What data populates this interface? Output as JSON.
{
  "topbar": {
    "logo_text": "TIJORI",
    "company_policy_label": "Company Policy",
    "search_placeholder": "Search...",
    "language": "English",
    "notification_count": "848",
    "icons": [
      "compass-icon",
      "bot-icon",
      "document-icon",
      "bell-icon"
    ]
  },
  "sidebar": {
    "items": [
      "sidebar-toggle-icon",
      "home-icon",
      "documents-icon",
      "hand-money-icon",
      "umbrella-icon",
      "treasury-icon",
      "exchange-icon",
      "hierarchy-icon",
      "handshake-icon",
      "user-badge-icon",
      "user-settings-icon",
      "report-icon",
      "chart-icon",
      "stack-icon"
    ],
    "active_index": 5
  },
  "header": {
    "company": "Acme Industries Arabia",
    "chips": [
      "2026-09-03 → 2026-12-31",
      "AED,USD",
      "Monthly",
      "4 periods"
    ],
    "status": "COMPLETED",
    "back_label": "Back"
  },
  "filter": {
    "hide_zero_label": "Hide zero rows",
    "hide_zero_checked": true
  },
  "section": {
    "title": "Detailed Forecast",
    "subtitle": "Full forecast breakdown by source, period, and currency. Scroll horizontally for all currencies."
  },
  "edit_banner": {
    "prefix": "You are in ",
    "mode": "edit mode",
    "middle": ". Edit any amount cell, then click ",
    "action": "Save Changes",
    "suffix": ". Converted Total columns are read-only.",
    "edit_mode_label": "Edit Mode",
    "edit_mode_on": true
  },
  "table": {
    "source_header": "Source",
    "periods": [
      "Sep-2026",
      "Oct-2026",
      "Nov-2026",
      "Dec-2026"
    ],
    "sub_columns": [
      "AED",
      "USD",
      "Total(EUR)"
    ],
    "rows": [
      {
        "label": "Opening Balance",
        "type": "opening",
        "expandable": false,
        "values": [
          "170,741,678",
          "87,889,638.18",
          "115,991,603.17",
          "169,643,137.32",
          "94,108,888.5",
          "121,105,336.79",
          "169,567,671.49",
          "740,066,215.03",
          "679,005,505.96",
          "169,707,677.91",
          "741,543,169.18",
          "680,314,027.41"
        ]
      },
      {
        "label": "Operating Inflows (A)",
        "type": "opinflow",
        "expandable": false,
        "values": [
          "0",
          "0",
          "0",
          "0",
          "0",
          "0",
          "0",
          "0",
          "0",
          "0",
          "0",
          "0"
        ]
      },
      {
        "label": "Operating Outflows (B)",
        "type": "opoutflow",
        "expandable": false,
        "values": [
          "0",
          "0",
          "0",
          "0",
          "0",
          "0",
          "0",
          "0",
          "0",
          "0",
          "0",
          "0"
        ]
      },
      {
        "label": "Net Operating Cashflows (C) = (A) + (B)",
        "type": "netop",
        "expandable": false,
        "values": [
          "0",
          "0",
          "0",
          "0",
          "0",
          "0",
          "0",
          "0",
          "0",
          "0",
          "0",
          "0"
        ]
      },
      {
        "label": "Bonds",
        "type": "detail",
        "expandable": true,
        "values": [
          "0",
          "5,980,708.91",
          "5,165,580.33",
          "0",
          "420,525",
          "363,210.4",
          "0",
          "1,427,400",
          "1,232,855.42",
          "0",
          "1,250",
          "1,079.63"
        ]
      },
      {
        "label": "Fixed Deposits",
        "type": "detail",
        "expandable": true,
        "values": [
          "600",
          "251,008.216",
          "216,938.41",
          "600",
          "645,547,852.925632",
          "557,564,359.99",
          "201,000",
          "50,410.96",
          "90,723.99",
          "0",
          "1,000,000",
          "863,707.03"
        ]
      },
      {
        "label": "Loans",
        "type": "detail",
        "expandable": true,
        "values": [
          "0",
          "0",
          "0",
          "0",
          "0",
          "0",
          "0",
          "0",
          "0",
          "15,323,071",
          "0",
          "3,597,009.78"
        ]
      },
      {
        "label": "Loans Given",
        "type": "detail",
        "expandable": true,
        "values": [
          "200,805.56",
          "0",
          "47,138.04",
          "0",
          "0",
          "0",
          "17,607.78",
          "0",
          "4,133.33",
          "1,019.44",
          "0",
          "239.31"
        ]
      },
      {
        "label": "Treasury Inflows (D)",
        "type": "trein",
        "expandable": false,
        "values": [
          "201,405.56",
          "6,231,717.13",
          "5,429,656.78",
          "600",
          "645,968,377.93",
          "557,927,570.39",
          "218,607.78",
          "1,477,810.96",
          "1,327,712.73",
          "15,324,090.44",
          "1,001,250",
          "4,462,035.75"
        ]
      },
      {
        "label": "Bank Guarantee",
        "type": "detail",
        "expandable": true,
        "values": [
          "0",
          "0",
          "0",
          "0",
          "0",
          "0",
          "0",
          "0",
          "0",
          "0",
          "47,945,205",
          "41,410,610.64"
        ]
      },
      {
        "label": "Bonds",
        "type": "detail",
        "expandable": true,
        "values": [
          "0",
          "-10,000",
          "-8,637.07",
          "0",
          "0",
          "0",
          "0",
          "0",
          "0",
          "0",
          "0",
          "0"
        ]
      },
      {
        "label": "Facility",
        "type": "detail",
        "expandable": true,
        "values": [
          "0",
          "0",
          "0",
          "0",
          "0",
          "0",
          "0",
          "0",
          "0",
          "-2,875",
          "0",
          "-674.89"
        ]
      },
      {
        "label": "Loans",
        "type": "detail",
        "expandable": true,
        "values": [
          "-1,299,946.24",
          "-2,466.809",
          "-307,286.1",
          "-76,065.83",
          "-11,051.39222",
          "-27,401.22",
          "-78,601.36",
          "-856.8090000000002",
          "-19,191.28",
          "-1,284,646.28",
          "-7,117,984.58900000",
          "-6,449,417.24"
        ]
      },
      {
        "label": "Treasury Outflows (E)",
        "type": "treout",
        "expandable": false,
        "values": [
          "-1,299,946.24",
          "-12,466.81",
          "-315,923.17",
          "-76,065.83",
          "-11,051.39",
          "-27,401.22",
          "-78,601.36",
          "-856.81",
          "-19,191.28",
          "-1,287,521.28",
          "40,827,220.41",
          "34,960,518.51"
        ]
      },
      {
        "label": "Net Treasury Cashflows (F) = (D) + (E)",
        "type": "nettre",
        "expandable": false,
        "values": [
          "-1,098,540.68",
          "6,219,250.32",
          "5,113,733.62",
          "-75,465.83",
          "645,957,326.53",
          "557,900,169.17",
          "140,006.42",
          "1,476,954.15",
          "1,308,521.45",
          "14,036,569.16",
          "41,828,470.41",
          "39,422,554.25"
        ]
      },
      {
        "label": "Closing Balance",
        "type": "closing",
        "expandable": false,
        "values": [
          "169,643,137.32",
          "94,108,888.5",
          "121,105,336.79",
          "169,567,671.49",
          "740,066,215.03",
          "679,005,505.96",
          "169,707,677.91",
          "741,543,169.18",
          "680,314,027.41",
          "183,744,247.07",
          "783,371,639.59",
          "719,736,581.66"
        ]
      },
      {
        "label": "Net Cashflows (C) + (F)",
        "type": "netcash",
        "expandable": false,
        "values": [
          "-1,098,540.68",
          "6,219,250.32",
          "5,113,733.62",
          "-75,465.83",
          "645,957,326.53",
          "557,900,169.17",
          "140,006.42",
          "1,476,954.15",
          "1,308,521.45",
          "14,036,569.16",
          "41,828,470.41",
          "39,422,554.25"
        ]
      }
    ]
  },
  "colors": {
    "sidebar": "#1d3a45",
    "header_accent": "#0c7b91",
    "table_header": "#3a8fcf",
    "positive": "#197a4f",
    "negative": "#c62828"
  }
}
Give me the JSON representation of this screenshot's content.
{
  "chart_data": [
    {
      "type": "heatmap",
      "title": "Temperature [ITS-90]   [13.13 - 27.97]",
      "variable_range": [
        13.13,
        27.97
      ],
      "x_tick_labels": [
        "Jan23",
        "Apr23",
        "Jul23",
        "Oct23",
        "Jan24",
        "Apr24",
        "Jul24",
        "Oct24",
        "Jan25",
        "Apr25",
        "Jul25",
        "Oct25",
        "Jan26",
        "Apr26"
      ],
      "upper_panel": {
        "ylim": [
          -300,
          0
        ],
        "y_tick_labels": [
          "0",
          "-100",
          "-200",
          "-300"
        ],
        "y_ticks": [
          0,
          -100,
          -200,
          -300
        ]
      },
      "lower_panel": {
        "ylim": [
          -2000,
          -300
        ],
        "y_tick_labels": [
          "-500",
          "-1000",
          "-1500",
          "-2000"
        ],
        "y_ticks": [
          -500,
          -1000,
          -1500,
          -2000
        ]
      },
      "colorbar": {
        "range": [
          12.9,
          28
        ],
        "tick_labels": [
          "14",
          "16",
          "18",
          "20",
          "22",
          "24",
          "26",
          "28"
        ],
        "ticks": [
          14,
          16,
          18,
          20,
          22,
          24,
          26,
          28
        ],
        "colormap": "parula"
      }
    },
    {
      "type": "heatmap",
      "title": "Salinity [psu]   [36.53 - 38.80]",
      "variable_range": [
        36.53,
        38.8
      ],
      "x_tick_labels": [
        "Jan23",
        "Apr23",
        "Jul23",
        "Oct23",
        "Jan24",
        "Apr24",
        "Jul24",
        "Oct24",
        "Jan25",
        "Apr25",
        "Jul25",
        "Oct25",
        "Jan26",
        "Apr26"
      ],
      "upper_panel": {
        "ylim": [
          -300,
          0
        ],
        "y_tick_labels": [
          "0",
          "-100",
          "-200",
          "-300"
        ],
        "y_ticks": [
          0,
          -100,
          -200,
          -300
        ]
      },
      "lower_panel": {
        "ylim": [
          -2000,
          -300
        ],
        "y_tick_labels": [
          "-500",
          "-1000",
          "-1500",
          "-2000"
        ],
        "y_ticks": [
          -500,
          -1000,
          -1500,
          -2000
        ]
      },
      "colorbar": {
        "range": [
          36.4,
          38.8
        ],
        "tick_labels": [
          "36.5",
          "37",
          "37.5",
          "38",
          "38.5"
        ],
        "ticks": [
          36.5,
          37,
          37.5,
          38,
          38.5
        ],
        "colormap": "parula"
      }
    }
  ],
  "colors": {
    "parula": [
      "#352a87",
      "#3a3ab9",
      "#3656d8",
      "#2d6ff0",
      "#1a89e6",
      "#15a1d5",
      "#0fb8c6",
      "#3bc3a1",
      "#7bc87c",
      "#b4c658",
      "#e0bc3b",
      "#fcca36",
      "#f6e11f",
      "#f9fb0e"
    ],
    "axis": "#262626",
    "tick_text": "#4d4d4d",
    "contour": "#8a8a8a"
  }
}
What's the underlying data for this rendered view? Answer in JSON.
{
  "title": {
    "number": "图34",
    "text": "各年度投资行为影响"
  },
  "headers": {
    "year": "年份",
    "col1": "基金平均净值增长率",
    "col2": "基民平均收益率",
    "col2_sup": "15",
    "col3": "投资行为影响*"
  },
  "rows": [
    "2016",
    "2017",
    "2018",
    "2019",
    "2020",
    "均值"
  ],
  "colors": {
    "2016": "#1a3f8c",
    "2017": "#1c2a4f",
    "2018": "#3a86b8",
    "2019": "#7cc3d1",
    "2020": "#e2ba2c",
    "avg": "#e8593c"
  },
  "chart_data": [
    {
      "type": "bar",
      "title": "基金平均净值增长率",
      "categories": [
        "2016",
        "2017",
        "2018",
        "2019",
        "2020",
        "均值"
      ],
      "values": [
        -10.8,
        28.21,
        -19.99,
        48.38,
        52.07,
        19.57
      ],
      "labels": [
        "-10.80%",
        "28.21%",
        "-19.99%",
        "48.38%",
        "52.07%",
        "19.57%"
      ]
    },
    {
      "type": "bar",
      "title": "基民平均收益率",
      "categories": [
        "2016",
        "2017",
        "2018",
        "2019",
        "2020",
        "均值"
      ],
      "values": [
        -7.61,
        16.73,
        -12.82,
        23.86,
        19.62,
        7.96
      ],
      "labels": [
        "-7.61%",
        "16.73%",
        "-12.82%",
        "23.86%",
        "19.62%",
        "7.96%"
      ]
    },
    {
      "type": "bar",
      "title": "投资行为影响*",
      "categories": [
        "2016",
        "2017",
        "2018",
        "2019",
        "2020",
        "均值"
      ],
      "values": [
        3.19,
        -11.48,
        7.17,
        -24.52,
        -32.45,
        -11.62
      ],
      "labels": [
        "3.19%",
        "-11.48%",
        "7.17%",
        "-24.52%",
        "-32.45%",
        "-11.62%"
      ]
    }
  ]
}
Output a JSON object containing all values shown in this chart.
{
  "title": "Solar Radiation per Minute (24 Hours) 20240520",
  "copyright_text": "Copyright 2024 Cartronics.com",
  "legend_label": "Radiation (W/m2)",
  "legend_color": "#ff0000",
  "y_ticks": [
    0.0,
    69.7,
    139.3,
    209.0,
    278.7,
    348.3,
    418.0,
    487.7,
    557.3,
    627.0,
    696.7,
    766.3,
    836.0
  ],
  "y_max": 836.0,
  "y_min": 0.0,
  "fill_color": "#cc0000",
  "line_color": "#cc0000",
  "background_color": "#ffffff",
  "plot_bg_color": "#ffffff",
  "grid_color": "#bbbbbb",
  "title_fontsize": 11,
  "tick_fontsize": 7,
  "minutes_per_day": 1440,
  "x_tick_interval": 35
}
▬▬▬
Copy out each line of the records that holds the string "Outflows".

Complete output:
        "label": "Operating Outflows (B)",
        "label": "Treasury Outflows (E)",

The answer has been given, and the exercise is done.